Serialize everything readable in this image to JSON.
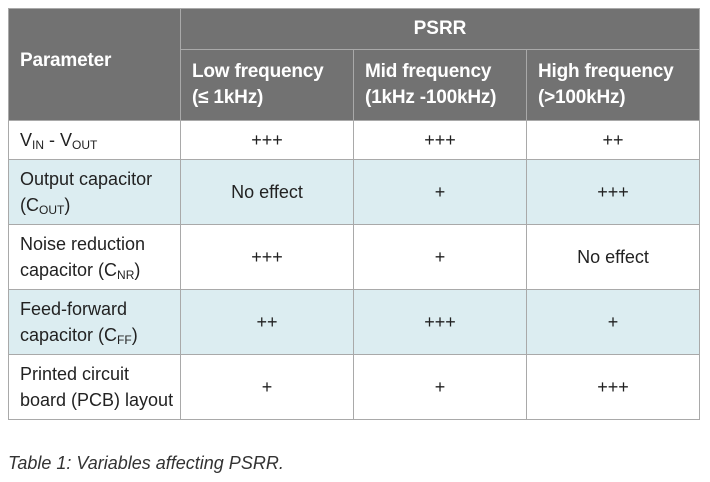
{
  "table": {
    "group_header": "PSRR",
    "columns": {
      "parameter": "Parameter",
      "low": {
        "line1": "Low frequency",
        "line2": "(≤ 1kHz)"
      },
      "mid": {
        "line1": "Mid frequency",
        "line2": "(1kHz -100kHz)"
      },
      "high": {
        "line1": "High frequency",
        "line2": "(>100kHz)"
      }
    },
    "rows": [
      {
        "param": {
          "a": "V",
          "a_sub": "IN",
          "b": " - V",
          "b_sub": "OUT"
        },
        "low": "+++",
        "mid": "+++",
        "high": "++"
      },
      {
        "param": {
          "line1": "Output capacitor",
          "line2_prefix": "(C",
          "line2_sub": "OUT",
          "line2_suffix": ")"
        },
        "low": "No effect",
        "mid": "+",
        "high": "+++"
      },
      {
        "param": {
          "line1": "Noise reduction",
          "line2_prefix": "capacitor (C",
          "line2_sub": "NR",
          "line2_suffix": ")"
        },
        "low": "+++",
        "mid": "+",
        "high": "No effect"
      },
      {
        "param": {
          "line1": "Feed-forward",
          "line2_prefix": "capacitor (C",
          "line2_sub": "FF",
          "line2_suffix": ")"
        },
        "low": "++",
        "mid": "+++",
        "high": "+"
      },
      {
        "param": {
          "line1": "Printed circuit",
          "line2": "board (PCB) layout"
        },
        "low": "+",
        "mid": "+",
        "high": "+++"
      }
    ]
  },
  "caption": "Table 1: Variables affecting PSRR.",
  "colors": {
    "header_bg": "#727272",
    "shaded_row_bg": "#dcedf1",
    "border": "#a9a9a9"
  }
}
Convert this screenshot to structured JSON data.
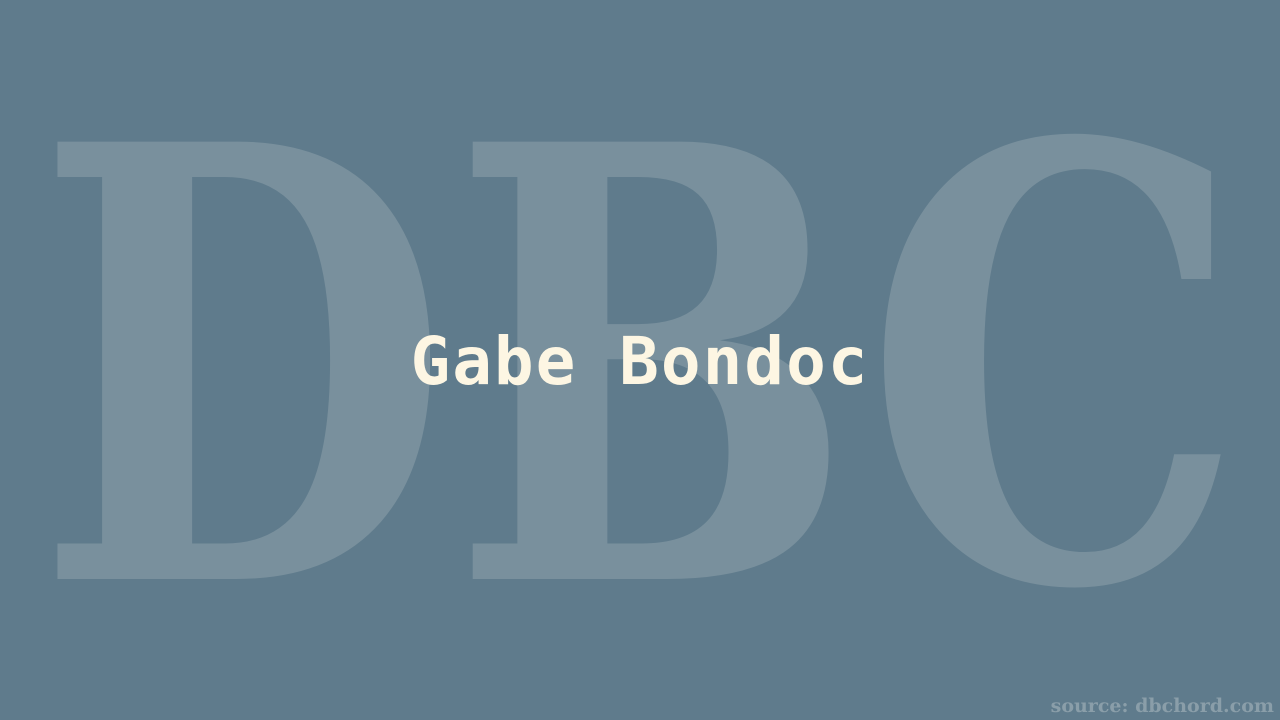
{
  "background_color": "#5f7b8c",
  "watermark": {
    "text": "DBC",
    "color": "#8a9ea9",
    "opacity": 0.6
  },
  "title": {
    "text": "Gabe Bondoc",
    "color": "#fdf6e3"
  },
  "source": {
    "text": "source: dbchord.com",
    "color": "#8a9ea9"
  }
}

Job: Return every line from the records above that holds the word "frequency".

Expected answer:
        "line1": "Low frequency",
        "line1": "Mid frequency",
        "line1": "High frequency",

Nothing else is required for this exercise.